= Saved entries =
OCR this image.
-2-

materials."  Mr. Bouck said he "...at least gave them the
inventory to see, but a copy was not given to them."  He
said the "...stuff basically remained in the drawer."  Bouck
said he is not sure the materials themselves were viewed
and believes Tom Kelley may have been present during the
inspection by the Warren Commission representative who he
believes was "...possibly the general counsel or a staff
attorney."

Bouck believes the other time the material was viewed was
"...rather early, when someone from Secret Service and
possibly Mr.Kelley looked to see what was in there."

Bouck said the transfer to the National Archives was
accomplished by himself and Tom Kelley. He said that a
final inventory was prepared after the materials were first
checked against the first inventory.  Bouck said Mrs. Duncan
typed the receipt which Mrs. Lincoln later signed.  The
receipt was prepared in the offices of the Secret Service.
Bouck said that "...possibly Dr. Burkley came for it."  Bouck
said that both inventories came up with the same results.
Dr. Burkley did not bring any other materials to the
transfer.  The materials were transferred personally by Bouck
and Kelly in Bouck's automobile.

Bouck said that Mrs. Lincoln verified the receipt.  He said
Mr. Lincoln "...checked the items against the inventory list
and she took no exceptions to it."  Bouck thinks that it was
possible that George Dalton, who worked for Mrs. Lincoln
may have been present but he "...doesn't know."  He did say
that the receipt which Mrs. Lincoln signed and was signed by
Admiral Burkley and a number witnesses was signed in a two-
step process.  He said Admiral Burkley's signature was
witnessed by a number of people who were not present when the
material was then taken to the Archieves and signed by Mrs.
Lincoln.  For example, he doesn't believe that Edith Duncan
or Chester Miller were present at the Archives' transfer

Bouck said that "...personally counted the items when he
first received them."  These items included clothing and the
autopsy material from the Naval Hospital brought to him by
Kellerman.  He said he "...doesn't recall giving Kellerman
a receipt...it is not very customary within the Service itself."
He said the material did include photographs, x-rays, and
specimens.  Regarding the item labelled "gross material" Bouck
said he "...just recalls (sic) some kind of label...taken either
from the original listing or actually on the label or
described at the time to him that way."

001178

= What is asked =
Pull every line containing "were" out of the records.

= Output for this exercise =
said he is not sure the materials themselves were viewed
final inventory was prepared after the materials were first
transfer.  The materials were transferred personally by Bouck
witnessed by a number of people who were not present when the
or Chester Miller were present at the Archives' transfer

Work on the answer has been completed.